Problem description –
Retype the whole listing verbatim and keep the pictures out of it.

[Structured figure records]

_ _ _ _

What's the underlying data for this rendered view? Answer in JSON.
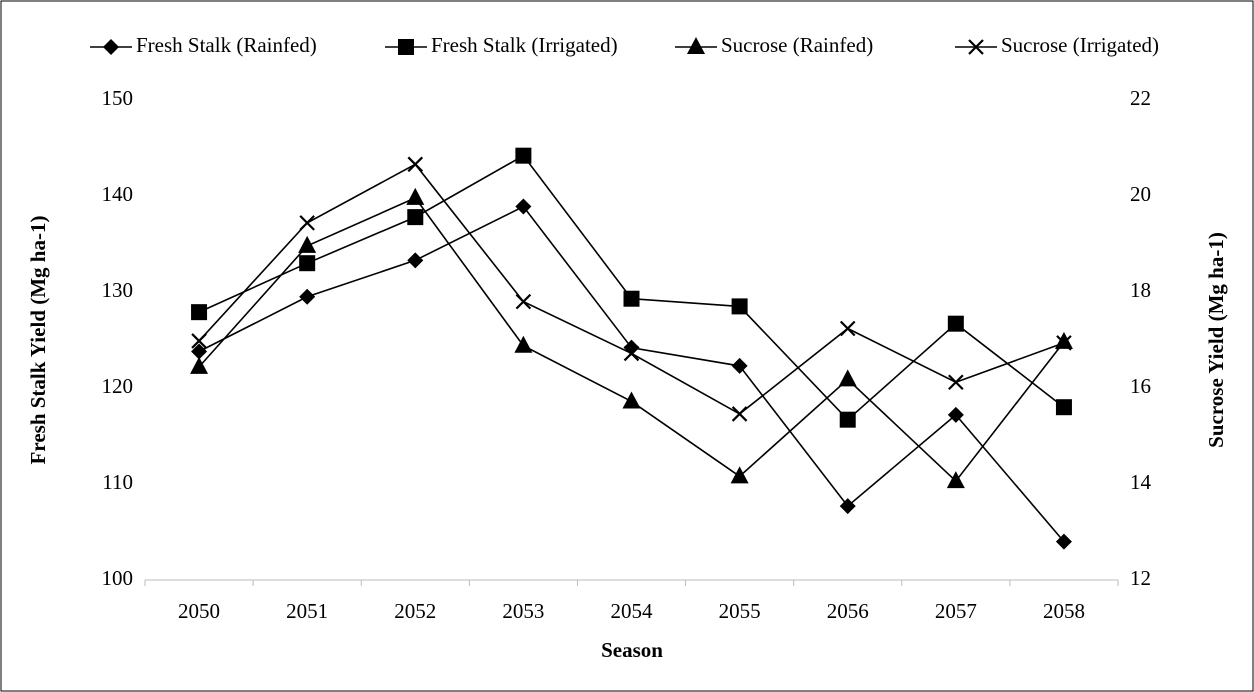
{
  "chart_data": {
    "type": "line",
    "xlabel": "Season",
    "ylabel": "Fresh Stalk Yield (Mg ha-1)",
    "y2label": "Sucrose Yield  (Mg ha-1)",
    "categories": [
      "2050",
      "2051",
      "2052",
      "2053",
      "2054",
      "2055",
      "2056",
      "2057",
      "2058"
    ],
    "ylim": [
      100,
      150
    ],
    "yticks": [
      100,
      110,
      120,
      130,
      140,
      150
    ],
    "y2lim": [
      12,
      22
    ],
    "y2ticks": [
      12,
      14,
      16,
      18,
      20,
      22
    ],
    "legend": "top",
    "series": [
      {
        "name": "Fresh Stalk (Rainfed)",
        "color": "#000000",
        "marker": "diamond",
        "values": [
          123.8,
          129.5,
          133.3,
          138.9,
          124.2,
          122.3,
          107.7,
          117.2,
          104.0
        ]
      },
      {
        "name": "Fresh Stalk (Irrigated)",
        "color": "#000000",
        "marker": "square",
        "values": [
          127.9,
          133.0,
          137.8,
          144.2,
          129.3,
          128.5,
          116.7,
          126.7,
          118.0
        ]
      },
      {
        "name": "Sucrose (Rainfed)",
        "color": "#000000",
        "marker": "triangle",
        "axis": "y2",
        "values": [
          16.44,
          18.96,
          19.96,
          16.88,
          15.72,
          14.16,
          16.18,
          14.06,
          16.96
        ]
      },
      {
        "name": "Sucrose (Irrigated)",
        "color": "#000000",
        "marker": "x",
        "axis": "y2",
        "values": [
          16.98,
          19.44,
          20.66,
          17.8,
          16.72,
          15.46,
          17.24,
          16.12,
          16.94
        ]
      }
    ]
  }
}
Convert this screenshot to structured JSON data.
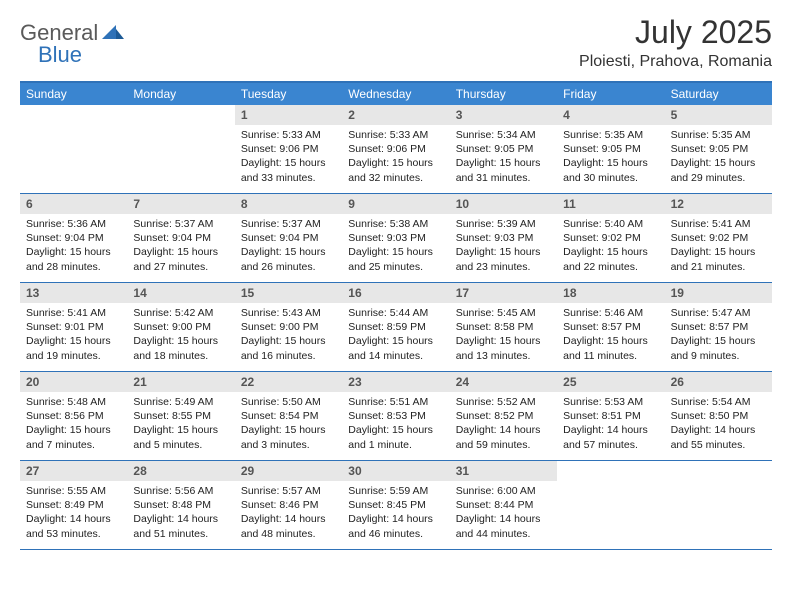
{
  "logo": {
    "text1": "General",
    "text2": "Blue"
  },
  "title": "July 2025",
  "location": "Ploiesti, Prahova, Romania",
  "colors": {
    "header_bg": "#3a85d0",
    "border": "#2f72b8",
    "daynum_bg": "#e7e7e7",
    "logo_gray": "#5a5a5a",
    "logo_blue": "#2f72b8",
    "text": "#222222",
    "background": "#ffffff"
  },
  "typography": {
    "title_fontsize": 32,
    "location_fontsize": 16,
    "dayheader_fontsize": 12,
    "daynum_fontsize": 12,
    "info_fontsize": 10.5
  },
  "day_names": [
    "Sunday",
    "Monday",
    "Tuesday",
    "Wednesday",
    "Thursday",
    "Friday",
    "Saturday"
  ],
  "weeks": [
    [
      null,
      null,
      {
        "n": "1",
        "sunrise": "5:33 AM",
        "sunset": "9:06 PM",
        "daylight": "15 hours and 33 minutes."
      },
      {
        "n": "2",
        "sunrise": "5:33 AM",
        "sunset": "9:06 PM",
        "daylight": "15 hours and 32 minutes."
      },
      {
        "n": "3",
        "sunrise": "5:34 AM",
        "sunset": "9:05 PM",
        "daylight": "15 hours and 31 minutes."
      },
      {
        "n": "4",
        "sunrise": "5:35 AM",
        "sunset": "9:05 PM",
        "daylight": "15 hours and 30 minutes."
      },
      {
        "n": "5",
        "sunrise": "5:35 AM",
        "sunset": "9:05 PM",
        "daylight": "15 hours and 29 minutes."
      }
    ],
    [
      {
        "n": "6",
        "sunrise": "5:36 AM",
        "sunset": "9:04 PM",
        "daylight": "15 hours and 28 minutes."
      },
      {
        "n": "7",
        "sunrise": "5:37 AM",
        "sunset": "9:04 PM",
        "daylight": "15 hours and 27 minutes."
      },
      {
        "n": "8",
        "sunrise": "5:37 AM",
        "sunset": "9:04 PM",
        "daylight": "15 hours and 26 minutes."
      },
      {
        "n": "9",
        "sunrise": "5:38 AM",
        "sunset": "9:03 PM",
        "daylight": "15 hours and 25 minutes."
      },
      {
        "n": "10",
        "sunrise": "5:39 AM",
        "sunset": "9:03 PM",
        "daylight": "15 hours and 23 minutes."
      },
      {
        "n": "11",
        "sunrise": "5:40 AM",
        "sunset": "9:02 PM",
        "daylight": "15 hours and 22 minutes."
      },
      {
        "n": "12",
        "sunrise": "5:41 AM",
        "sunset": "9:02 PM",
        "daylight": "15 hours and 21 minutes."
      }
    ],
    [
      {
        "n": "13",
        "sunrise": "5:41 AM",
        "sunset": "9:01 PM",
        "daylight": "15 hours and 19 minutes."
      },
      {
        "n": "14",
        "sunrise": "5:42 AM",
        "sunset": "9:00 PM",
        "daylight": "15 hours and 18 minutes."
      },
      {
        "n": "15",
        "sunrise": "5:43 AM",
        "sunset": "9:00 PM",
        "daylight": "15 hours and 16 minutes."
      },
      {
        "n": "16",
        "sunrise": "5:44 AM",
        "sunset": "8:59 PM",
        "daylight": "15 hours and 14 minutes."
      },
      {
        "n": "17",
        "sunrise": "5:45 AM",
        "sunset": "8:58 PM",
        "daylight": "15 hours and 13 minutes."
      },
      {
        "n": "18",
        "sunrise": "5:46 AM",
        "sunset": "8:57 PM",
        "daylight": "15 hours and 11 minutes."
      },
      {
        "n": "19",
        "sunrise": "5:47 AM",
        "sunset": "8:57 PM",
        "daylight": "15 hours and 9 minutes."
      }
    ],
    [
      {
        "n": "20",
        "sunrise": "5:48 AM",
        "sunset": "8:56 PM",
        "daylight": "15 hours and 7 minutes."
      },
      {
        "n": "21",
        "sunrise": "5:49 AM",
        "sunset": "8:55 PM",
        "daylight": "15 hours and 5 minutes."
      },
      {
        "n": "22",
        "sunrise": "5:50 AM",
        "sunset": "8:54 PM",
        "daylight": "15 hours and 3 minutes."
      },
      {
        "n": "23",
        "sunrise": "5:51 AM",
        "sunset": "8:53 PM",
        "daylight": "15 hours and 1 minute."
      },
      {
        "n": "24",
        "sunrise": "5:52 AM",
        "sunset": "8:52 PM",
        "daylight": "14 hours and 59 minutes."
      },
      {
        "n": "25",
        "sunrise": "5:53 AM",
        "sunset": "8:51 PM",
        "daylight": "14 hours and 57 minutes."
      },
      {
        "n": "26",
        "sunrise": "5:54 AM",
        "sunset": "8:50 PM",
        "daylight": "14 hours and 55 minutes."
      }
    ],
    [
      {
        "n": "27",
        "sunrise": "5:55 AM",
        "sunset": "8:49 PM",
        "daylight": "14 hours and 53 minutes."
      },
      {
        "n": "28",
        "sunrise": "5:56 AM",
        "sunset": "8:48 PM",
        "daylight": "14 hours and 51 minutes."
      },
      {
        "n": "29",
        "sunrise": "5:57 AM",
        "sunset": "8:46 PM",
        "daylight": "14 hours and 48 minutes."
      },
      {
        "n": "30",
        "sunrise": "5:59 AM",
        "sunset": "8:45 PM",
        "daylight": "14 hours and 46 minutes."
      },
      {
        "n": "31",
        "sunrise": "6:00 AM",
        "sunset": "8:44 PM",
        "daylight": "14 hours and 44 minutes."
      },
      null,
      null
    ]
  ],
  "labels": {
    "sunrise": "Sunrise:",
    "sunset": "Sunset:",
    "daylight": "Daylight:"
  }
}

_ _ _ _

Answer for the task –
What's the underlying data for this rendered view? Answer in JSON.
{
  "chart_data": {
    "type": "line",
    "xlabel": "Season",
    "ylabel": "Fresh Stalk Yield (Mg ha-1)",
    "y2label": "Sucrose Yield  (Mg ha-1)",
    "categories": [
      "2050",
      "2051",
      "2052",
      "2053",
      "2054",
      "2055",
      "2056",
      "2057",
      "2058"
    ],
    "ylim": [
      100,
      150
    ],
    "yticks": [
      100,
      110,
      120,
      130,
      140,
      150
    ],
    "y2lim": [
      12,
      22
    ],
    "y2ticks": [
      12,
      14,
      16,
      18,
      20,
      22
    ],
    "legend": "top",
    "series": [
      {
        "name": "Fresh Stalk (Rainfed)",
        "color": "#000000",
        "marker": "diamond",
        "values": [
          123.8,
          129.5,
          133.3,
          138.9,
          124.2,
          122.3,
          107.7,
          117.2,
          104.0
        ]
      },
      {
        "name": "Fresh Stalk (Irrigated)",
        "color": "#000000",
        "marker": "square",
        "values": [
          127.9,
          133.0,
          137.8,
          144.2,
          129.3,
          128.5,
          116.7,
          126.7,
          118.0
        ]
      },
      {
        "name": "Sucrose (Rainfed)",
        "color": "#000000",
        "marker": "triangle",
        "axis": "y2",
        "values": [
          16.44,
          18.96,
          19.96,
          16.88,
          15.72,
          14.16,
          16.18,
          14.06,
          16.96
        ]
      },
      {
        "name": "Sucrose (Irrigated)",
        "color": "#000000",
        "marker": "x",
        "axis": "y2",
        "values": [
          16.98,
          19.44,
          20.66,
          17.8,
          16.72,
          15.46,
          17.24,
          16.12,
          16.94
        ]
      }
    ]
  }
}
Convert this screenshot to structured JSON data.
{
  "logo": {
    "text1": "General",
    "text2": "Blue"
  },
  "title": "July 2025",
  "location": "Ploiesti, Prahova, Romania",
  "colors": {
    "header_bg": "#3a85d0",
    "border": "#2f72b8",
    "daynum_bg": "#e7e7e7",
    "logo_gray": "#5a5a5a",
    "logo_blue": "#2f72b8",
    "text": "#222222",
    "background": "#ffffff"
  },
  "typography": {
    "title_fontsize": 32,
    "location_fontsize": 16,
    "dayheader_fontsize": 12,
    "daynum_fontsize": 12,
    "info_fontsize": 10.5
  },
  "day_names": [
    "Sunday",
    "Monday",
    "Tuesday",
    "Wednesday",
    "Thursday",
    "Friday",
    "Saturday"
  ],
  "weeks": [
    [
      null,
      null,
      {
        "n": "1",
        "sunrise": "5:33 AM",
        "sunset": "9:06 PM",
        "daylight": "15 hours and 33 minutes."
      },
      {
        "n": "2",
        "sunrise": "5:33 AM",
        "sunset": "9:06 PM",
        "daylight": "15 hours and 32 minutes."
      },
      {
        "n": "3",
        "sunrise": "5:34 AM",
        "sunset": "9:05 PM",
        "daylight": "15 hours and 31 minutes."
      },
      {
        "n": "4",
        "sunrise": "5:35 AM",
        "sunset": "9:05 PM",
        "daylight": "15 hours and 30 minutes."
      },
      {
        "n": "5",
        "sunrise": "5:35 AM",
        "sunset": "9:05 PM",
        "daylight": "15 hours and 29 minutes."
      }
    ],
    [
      {
        "n": "6",
        "sunrise": "5:36 AM",
        "sunset": "9:04 PM",
        "daylight": "15 hours and 28 minutes."
      },
      {
        "n": "7",
        "sunrise": "5:37 AM",
        "sunset": "9:04 PM",
        "daylight": "15 hours and 27 minutes."
      },
      {
        "n": "8",
        "sunrise": "5:37 AM",
        "sunset": "9:04 PM",
        "daylight": "15 hours and 26 minutes."
      },
      {
        "n": "9",
        "sunrise": "5:38 AM",
        "sunset": "9:03 PM",
        "daylight": "15 hours and 25 minutes."
      },
      {
        "n": "10",
        "sunrise": "5:39 AM",
        "sunset": "9:03 PM",
        "daylight": "15 hours and 23 minutes."
      },
      {
        "n": "11",
        "sunrise": "5:40 AM",
        "sunset": "9:02 PM",
        "daylight": "15 hours and 22 minutes."
      },
      {
        "n": "12",
        "sunrise": "5:41 AM",
        "sunset": "9:02 PM",
        "daylight": "15 hours and 21 minutes."
      }
    ],
    [
      {
        "n": "13",
        "sunrise": "5:41 AM",
        "sunset": "9:01 PM",
        "daylight": "15 hours and 19 minutes."
      },
      {
        "n": "14",
        "sunrise": "5:42 AM",
        "sunset": "9:00 PM",
        "daylight": "15 hours and 18 minutes."
      },
      {
        "n": "15",
        "sunrise": "5:43 AM",
        "sunset": "9:00 PM",
        "daylight": "15 hours and 16 minutes."
      },
      {
        "n": "16",
        "sunrise": "5:44 AM",
        "sunset": "8:59 PM",
        "daylight": "15 hours and 14 minutes."
      },
      {
        "n": "17",
        "sunrise": "5:45 AM",
        "sunset": "8:58 PM",
        "daylight": "15 hours and 13 minutes."
      },
      {
        "n": "18",
        "sunrise": "5:46 AM",
        "sunset": "8:57 PM",
        "daylight": "15 hours and 11 minutes."
      },
      {
        "n": "19",
        "sunrise": "5:47 AM",
        "sunset": "8:57 PM",
        "daylight": "15 hours and 9 minutes."
      }
    ],
    [
      {
        "n": "20",
        "sunrise": "5:48 AM",
        "sunset": "8:56 PM",
        "daylight": "15 hours and 7 minutes."
      },
      {
        "n": "21",
        "sunrise": "5:49 AM",
        "sunset": "8:55 PM",
        "daylight": "15 hours and 5 minutes."
      },
      {
        "n": "22",
        "sunrise": "5:50 AM",
        "sunset": "8:54 PM",
        "daylight": "15 hours and 3 minutes."
      },
      {
        "n": "23",
        "sunrise": "5:51 AM",
        "sunset": "8:53 PM",
        "daylight": "15 hours and 1 minute."
      },
      {
        "n": "24",
        "sunrise": "5:52 AM",
        "sunset": "8:52 PM",
        "daylight": "14 hours and 59 minutes."
      },
      {
        "n": "25",
        "sunrise": "5:53 AM",
        "sunset": "8:51 PM",
        "daylight": "14 hours and 57 minutes."
      },
      {
        "n": "26",
        "sunrise": "5:54 AM",
        "sunset": "8:50 PM",
        "daylight": "14 hours and 55 minutes."
      }
    ],
    [
      {
        "n": "27",
        "sunrise": "5:55 AM",
        "sunset": "8:49 PM",
        "daylight": "14 hours and 53 minutes."
      },
      {
        "n": "28",
        "sunrise": "5:56 AM",
        "sunset": "8:48 PM",
        "daylight": "14 hours and 51 minutes."
      },
      {
        "n": "29",
        "sunrise": "5:57 AM",
        "sunset": "8:46 PM",
        "daylight": "14 hours and 48 minutes."
      },
      {
        "n": "30",
        "sunrise": "5:59 AM",
        "sunset": "8:45 PM",
        "daylight": "14 hours and 46 minutes."
      },
      {
        "n": "31",
        "sunrise": "6:00 AM",
        "sunset": "8:44 PM",
        "daylight": "14 hours and 44 minutes."
      },
      null,
      null
    ]
  ],
  "labels": {
    "sunrise": "Sunrise:",
    "sunset": "Sunset:",
    "daylight": "Daylight:"
  }
}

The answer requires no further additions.